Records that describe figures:

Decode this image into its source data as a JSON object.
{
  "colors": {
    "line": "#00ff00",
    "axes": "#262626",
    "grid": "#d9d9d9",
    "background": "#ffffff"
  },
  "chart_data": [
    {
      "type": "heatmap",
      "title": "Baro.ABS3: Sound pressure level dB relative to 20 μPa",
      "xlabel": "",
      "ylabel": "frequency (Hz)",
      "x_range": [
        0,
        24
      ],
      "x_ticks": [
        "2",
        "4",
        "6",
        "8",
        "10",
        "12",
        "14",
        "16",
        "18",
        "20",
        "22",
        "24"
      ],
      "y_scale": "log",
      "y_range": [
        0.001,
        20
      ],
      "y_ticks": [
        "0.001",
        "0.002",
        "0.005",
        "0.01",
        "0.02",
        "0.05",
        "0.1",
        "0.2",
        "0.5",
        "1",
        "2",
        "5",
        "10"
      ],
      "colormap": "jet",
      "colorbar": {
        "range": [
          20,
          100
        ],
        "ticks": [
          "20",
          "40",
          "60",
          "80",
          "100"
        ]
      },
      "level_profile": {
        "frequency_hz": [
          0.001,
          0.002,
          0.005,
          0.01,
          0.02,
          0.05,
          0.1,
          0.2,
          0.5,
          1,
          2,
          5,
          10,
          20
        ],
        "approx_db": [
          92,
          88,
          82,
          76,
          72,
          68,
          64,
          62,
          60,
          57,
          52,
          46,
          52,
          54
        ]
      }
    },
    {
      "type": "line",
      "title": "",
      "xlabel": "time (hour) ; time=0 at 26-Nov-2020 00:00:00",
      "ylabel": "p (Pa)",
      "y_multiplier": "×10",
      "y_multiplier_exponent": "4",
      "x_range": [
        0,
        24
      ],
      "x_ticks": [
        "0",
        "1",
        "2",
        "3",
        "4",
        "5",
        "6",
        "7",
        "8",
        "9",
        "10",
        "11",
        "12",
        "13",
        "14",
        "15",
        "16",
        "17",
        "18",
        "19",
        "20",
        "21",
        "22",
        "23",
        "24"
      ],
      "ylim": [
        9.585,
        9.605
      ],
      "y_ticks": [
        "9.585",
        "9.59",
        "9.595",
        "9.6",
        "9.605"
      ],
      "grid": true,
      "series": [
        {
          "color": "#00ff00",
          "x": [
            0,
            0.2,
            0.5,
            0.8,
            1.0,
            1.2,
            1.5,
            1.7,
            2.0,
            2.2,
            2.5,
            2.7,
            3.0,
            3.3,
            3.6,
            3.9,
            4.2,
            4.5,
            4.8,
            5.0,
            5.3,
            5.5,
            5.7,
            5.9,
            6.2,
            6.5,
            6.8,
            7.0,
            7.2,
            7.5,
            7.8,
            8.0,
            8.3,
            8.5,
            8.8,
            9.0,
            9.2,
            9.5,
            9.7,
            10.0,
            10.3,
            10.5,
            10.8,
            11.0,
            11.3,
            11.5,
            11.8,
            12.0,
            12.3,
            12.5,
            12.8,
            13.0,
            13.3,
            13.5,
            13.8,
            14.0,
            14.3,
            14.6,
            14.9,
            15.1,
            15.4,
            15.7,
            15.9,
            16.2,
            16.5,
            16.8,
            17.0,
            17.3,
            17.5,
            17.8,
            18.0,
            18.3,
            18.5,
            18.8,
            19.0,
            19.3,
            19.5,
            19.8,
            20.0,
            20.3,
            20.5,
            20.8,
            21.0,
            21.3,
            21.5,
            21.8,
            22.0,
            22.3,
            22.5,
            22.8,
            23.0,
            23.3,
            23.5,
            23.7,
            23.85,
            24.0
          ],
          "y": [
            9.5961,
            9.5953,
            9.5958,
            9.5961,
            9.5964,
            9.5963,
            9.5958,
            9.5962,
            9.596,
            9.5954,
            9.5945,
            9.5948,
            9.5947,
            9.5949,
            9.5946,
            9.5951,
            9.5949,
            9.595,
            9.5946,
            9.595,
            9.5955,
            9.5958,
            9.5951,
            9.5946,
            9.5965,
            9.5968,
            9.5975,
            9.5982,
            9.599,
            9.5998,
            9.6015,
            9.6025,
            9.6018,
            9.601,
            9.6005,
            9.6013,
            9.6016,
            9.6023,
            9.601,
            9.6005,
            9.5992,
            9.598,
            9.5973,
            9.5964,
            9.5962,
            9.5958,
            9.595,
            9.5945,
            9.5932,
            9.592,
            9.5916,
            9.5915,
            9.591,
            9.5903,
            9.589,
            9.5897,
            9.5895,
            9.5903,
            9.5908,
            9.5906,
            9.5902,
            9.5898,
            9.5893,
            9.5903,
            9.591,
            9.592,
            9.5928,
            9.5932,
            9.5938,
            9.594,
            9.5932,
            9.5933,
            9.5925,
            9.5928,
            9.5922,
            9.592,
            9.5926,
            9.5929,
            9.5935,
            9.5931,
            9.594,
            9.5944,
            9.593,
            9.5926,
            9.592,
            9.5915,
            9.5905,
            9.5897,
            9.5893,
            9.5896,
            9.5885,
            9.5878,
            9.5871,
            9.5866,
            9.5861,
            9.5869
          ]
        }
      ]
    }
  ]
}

- Work to be completed -
Copy out the whole listing exactly.

- Completed task -
Decode this image into its source data as a JSON object.
{
  "colors": {
    "line": "#00ff00",
    "axes": "#262626",
    "grid": "#d9d9d9",
    "background": "#ffffff"
  },
  "chart_data": [
    {
      "type": "heatmap",
      "title": "Baro.ABS3: Sound pressure level dB relative to 20 μPa",
      "xlabel": "",
      "ylabel": "frequency (Hz)",
      "x_range": [
        0,
        24
      ],
      "x_ticks": [
        "2",
        "4",
        "6",
        "8",
        "10",
        "12",
        "14",
        "16",
        "18",
        "20",
        "22",
        "24"
      ],
      "y_scale": "log",
      "y_range": [
        0.001,
        20
      ],
      "y_ticks": [
        "0.001",
        "0.002",
        "0.005",
        "0.01",
        "0.02",
        "0.05",
        "0.1",
        "0.2",
        "0.5",
        "1",
        "2",
        "5",
        "10"
      ],
      "colormap": "jet",
      "colorbar": {
        "range": [
          20,
          100
        ],
        "ticks": [
          "20",
          "40",
          "60",
          "80",
          "100"
        ]
      },
      "level_profile": {
        "frequency_hz": [
          0.001,
          0.002,
          0.005,
          0.01,
          0.02,
          0.05,
          0.1,
          0.2,
          0.5,
          1,
          2,
          5,
          10,
          20
        ],
        "approx_db": [
          92,
          88,
          82,
          76,
          72,
          68,
          64,
          62,
          60,
          57,
          52,
          46,
          52,
          54
        ]
      }
    },
    {
      "type": "line",
      "title": "",
      "xlabel": "time (hour) ; time=0 at 26-Nov-2020 00:00:00",
      "ylabel": "p (Pa)",
      "y_multiplier": "×10",
      "y_multiplier_exponent": "4",
      "x_range": [
        0,
        24
      ],
      "x_ticks": [
        "0",
        "1",
        "2",
        "3",
        "4",
        "5",
        "6",
        "7",
        "8",
        "9",
        "10",
        "11",
        "12",
        "13",
        "14",
        "15",
        "16",
        "17",
        "18",
        "19",
        "20",
        "21",
        "22",
        "23",
        "24"
      ],
      "ylim": [
        9.585,
        9.605
      ],
      "y_ticks": [
        "9.585",
        "9.59",
        "9.595",
        "9.6",
        "9.605"
      ],
      "grid": true,
      "series": [
        {
          "color": "#00ff00",
          "x": [
            0,
            0.2,
            0.5,
            0.8,
            1.0,
            1.2,
            1.5,
            1.7,
            2.0,
            2.2,
            2.5,
            2.7,
            3.0,
            3.3,
            3.6,
            3.9,
            4.2,
            4.5,
            4.8,
            5.0,
            5.3,
            5.5,
            5.7,
            5.9,
            6.2,
            6.5,
            6.8,
            7.0,
            7.2,
            7.5,
            7.8,
            8.0,
            8.3,
            8.5,
            8.8,
            9.0,
            9.2,
            9.5,
            9.7,
            10.0,
            10.3,
            10.5,
            10.8,
            11.0,
            11.3,
            11.5,
            11.8,
            12.0,
            12.3,
            12.5,
            12.8,
            13.0,
            13.3,
            13.5,
            13.8,
            14.0,
            14.3,
            14.6,
            14.9,
            15.1,
            15.4,
            15.7,
            15.9,
            16.2,
            16.5,
            16.8,
            17.0,
            17.3,
            17.5,
            17.8,
            18.0,
            18.3,
            18.5,
            18.8,
            19.0,
            19.3,
            19.5,
            19.8,
            20.0,
            20.3,
            20.5,
            20.8,
            21.0,
            21.3,
            21.5,
            21.8,
            22.0,
            22.3,
            22.5,
            22.8,
            23.0,
            23.3,
            23.5,
            23.7,
            23.85,
            24.0
          ],
          "y": [
            9.5961,
            9.5953,
            9.5958,
            9.5961,
            9.5964,
            9.5963,
            9.5958,
            9.5962,
            9.596,
            9.5954,
            9.5945,
            9.5948,
            9.5947,
            9.5949,
            9.5946,
            9.5951,
            9.5949,
            9.595,
            9.5946,
            9.595,
            9.5955,
            9.5958,
            9.5951,
            9.5946,
            9.5965,
            9.5968,
            9.5975,
            9.5982,
            9.599,
            9.5998,
            9.6015,
            9.6025,
            9.6018,
            9.601,
            9.6005,
            9.6013,
            9.6016,
            9.6023,
            9.601,
            9.6005,
            9.5992,
            9.598,
            9.5973,
            9.5964,
            9.5962,
            9.5958,
            9.595,
            9.5945,
            9.5932,
            9.592,
            9.5916,
            9.5915,
            9.591,
            9.5903,
            9.589,
            9.5897,
            9.5895,
            9.5903,
            9.5908,
            9.5906,
            9.5902,
            9.5898,
            9.5893,
            9.5903,
            9.591,
            9.592,
            9.5928,
            9.5932,
            9.5938,
            9.594,
            9.5932,
            9.5933,
            9.5925,
            9.5928,
            9.5922,
            9.592,
            9.5926,
            9.5929,
            9.5935,
            9.5931,
            9.594,
            9.5944,
            9.593,
            9.5926,
            9.592,
            9.5915,
            9.5905,
            9.5897,
            9.5893,
            9.5896,
            9.5885,
            9.5878,
            9.5871,
            9.5866,
            9.5861,
            9.5869
          ]
        }
      ]
    }
  ]
}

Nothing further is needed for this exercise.